Task instructions >>
Without the pictures, repeat the listing character for character.

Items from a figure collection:
* BEGIN *

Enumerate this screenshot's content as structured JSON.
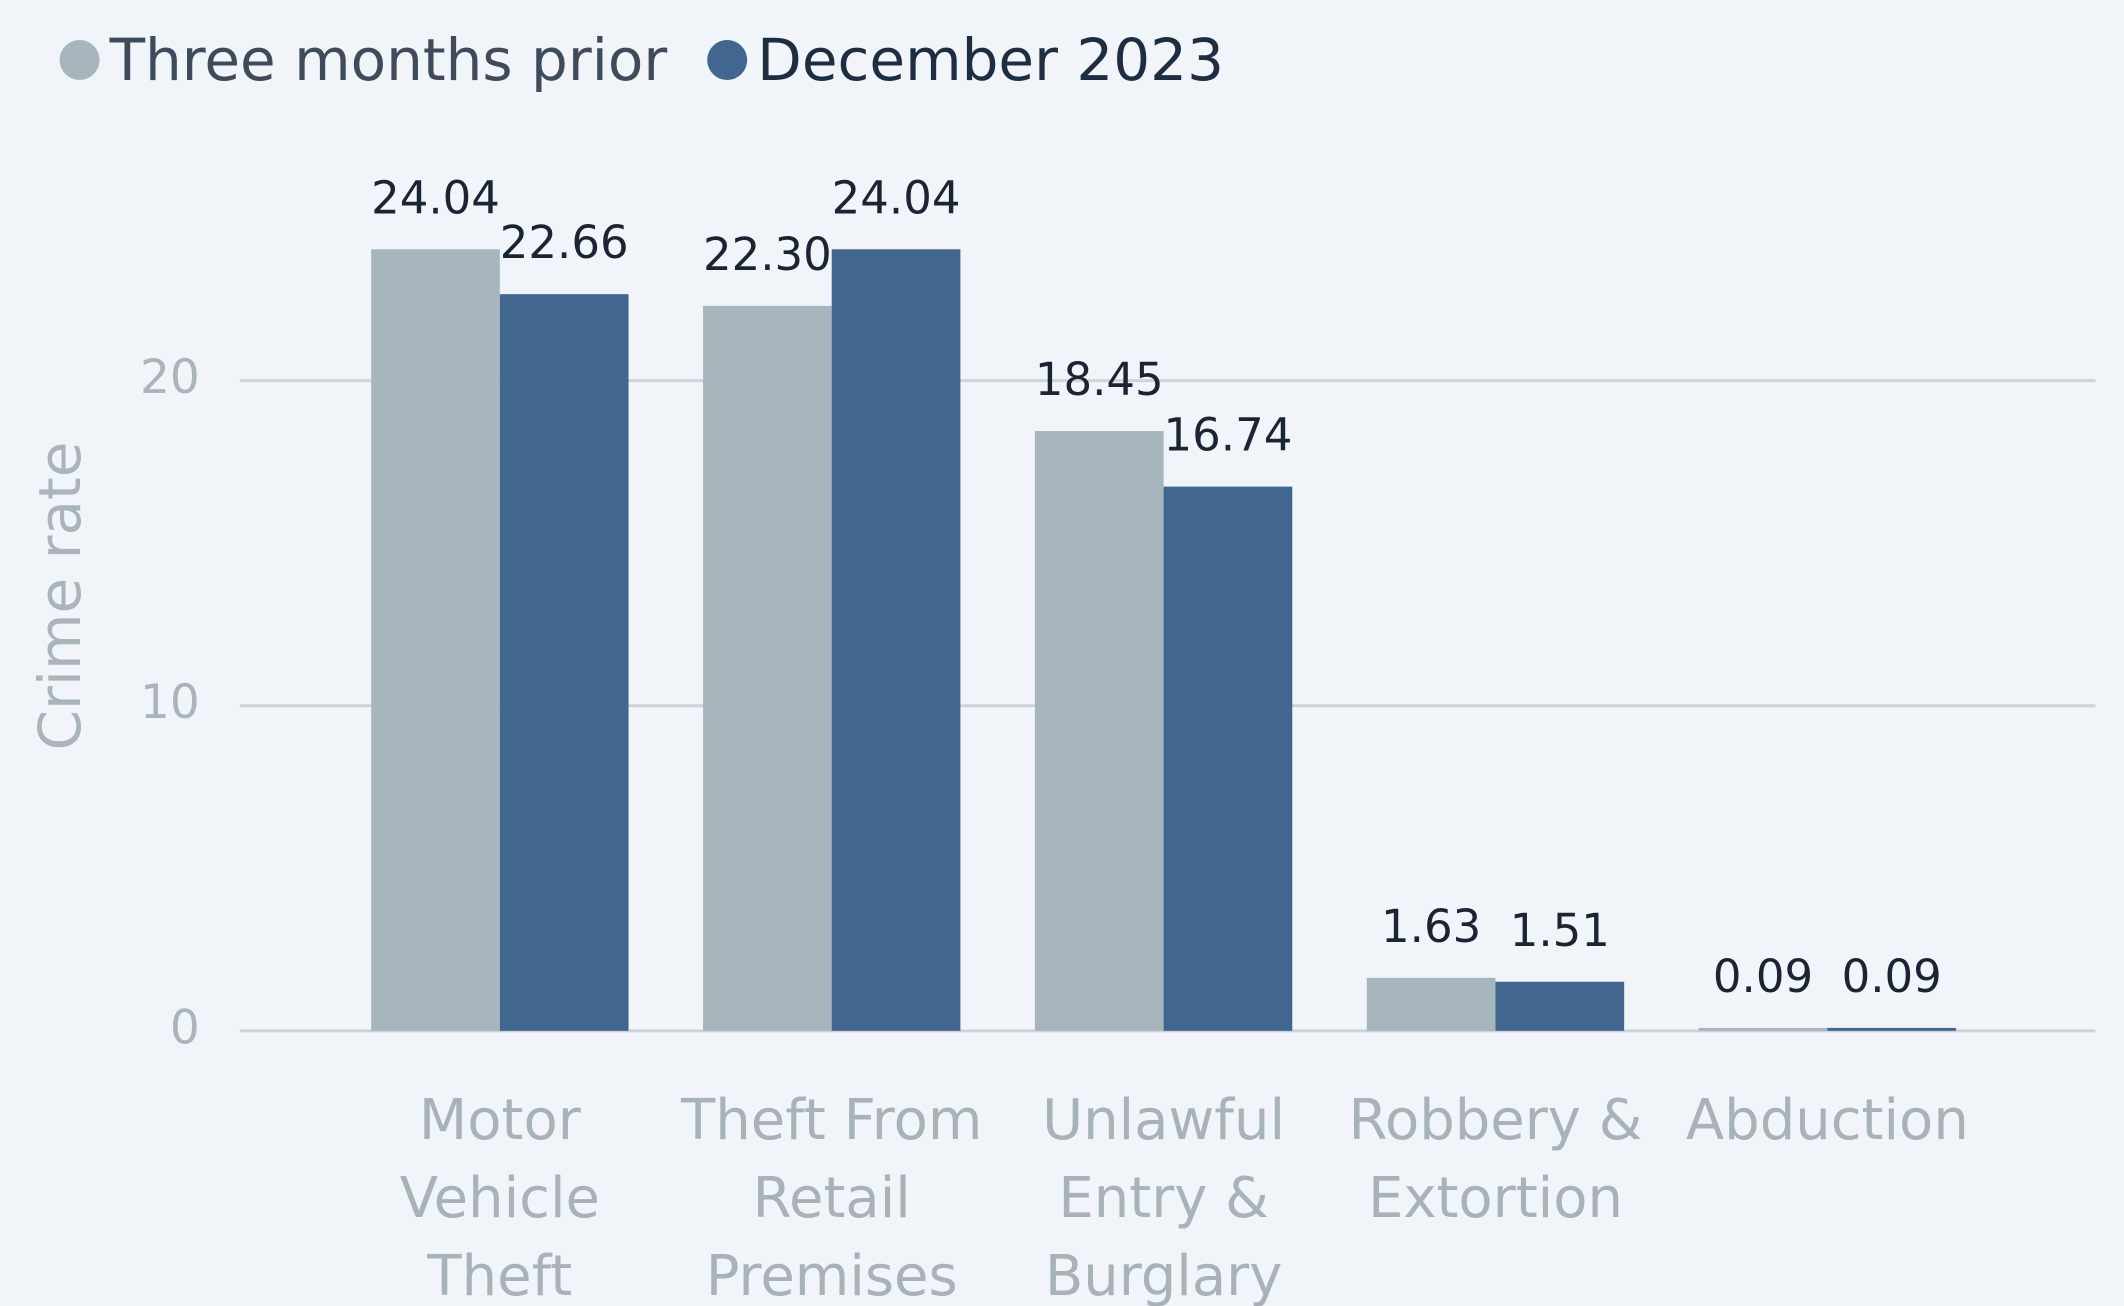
{
  "chart_data": {
    "type": "bar",
    "y_label": "Crime rate",
    "categories": [
      "Motor Vehicle Theft",
      "Theft From Retail Premises",
      "Unlawful Entry & Burglary",
      "Robbery & Extortion",
      "Abduction"
    ],
    "series": [
      {
        "name": "Three months prior",
        "color": "#a7b5bd",
        "values": [
          24.04,
          22.3,
          18.45,
          1.63,
          0.09
        ],
        "value_labels": [
          "24.04",
          "22.30",
          "18.45",
          "1.63",
          "0.09"
        ]
      },
      {
        "name": "December 2023",
        "color": "#41668f",
        "values": [
          22.66,
          24.04,
          16.74,
          1.51,
          0.09
        ],
        "value_labels": [
          "22.66",
          "24.04",
          "16.74",
          "1.51",
          "0.09"
        ]
      }
    ],
    "ylim": [
      0,
      25
    ],
    "yticks": [
      0,
      10,
      20
    ],
    "grid": true,
    "legend": "top-left"
  }
}
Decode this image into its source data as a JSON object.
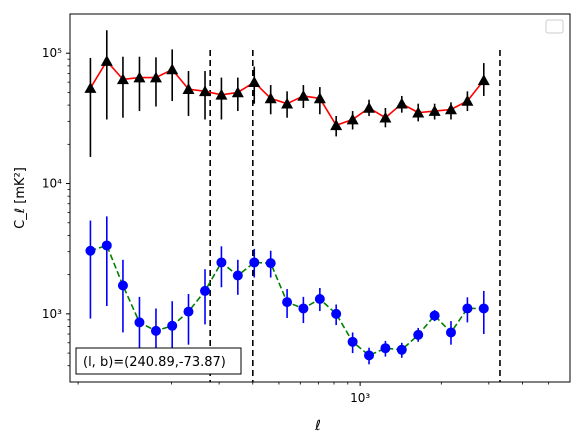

* END *

Solved problem >>
Enumerate this screenshot's content as structured JSON.
{
  "chart_data": {
    "type": "bar",
    "y_label": "Crime rate",
    "categories": [
      "Motor Vehicle Theft",
      "Theft From Retail Premises",
      "Unlawful Entry & Burglary",
      "Robbery & Extortion",
      "Abduction"
    ],
    "series": [
      {
        "name": "Three months prior",
        "color": "#a7b5bd",
        "values": [
          24.04,
          22.3,
          18.45,
          1.63,
          0.09
        ],
        "value_labels": [
          "24.04",
          "22.30",
          "18.45",
          "1.63",
          "0.09"
        ]
      },
      {
        "name": "December 2023",
        "color": "#41668f",
        "values": [
          22.66,
          24.04,
          16.74,
          1.51,
          0.09
        ],
        "value_labels": [
          "22.66",
          "24.04",
          "16.74",
          "1.51",
          "0.09"
        ]
      }
    ],
    "ylim": [
      0,
      25
    ],
    "yticks": [
      0,
      10,
      20
    ],
    "grid": true,
    "legend": "top-left"
  }
}
Decode this image into its source data as a JSON object.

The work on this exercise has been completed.